WRITTEN PROBLEM:
How many lines in the records below hold the string "Engine"? Please answer with the number and nothing more.

|---|

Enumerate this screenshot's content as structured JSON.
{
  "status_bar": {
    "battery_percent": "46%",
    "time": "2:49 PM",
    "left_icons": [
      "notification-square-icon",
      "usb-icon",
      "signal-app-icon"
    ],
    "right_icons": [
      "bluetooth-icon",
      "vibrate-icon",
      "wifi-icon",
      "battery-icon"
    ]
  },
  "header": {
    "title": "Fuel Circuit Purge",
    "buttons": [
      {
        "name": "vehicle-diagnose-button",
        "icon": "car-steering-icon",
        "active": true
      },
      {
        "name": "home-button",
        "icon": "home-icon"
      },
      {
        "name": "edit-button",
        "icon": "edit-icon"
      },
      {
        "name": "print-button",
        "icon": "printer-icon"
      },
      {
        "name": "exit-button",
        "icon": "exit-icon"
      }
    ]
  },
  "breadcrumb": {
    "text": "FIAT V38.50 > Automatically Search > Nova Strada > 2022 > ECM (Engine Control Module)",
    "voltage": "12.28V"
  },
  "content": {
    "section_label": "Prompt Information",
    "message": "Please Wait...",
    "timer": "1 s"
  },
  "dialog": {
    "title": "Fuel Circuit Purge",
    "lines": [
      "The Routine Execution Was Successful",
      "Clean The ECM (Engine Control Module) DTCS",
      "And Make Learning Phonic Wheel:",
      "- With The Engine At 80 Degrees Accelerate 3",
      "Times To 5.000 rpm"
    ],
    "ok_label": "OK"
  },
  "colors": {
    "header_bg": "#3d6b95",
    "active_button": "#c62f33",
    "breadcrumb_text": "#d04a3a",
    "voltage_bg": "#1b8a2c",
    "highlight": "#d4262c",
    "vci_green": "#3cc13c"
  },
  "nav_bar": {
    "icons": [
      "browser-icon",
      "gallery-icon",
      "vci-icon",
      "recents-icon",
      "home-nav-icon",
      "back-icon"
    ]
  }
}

|---|

ANSWER BELOW:
3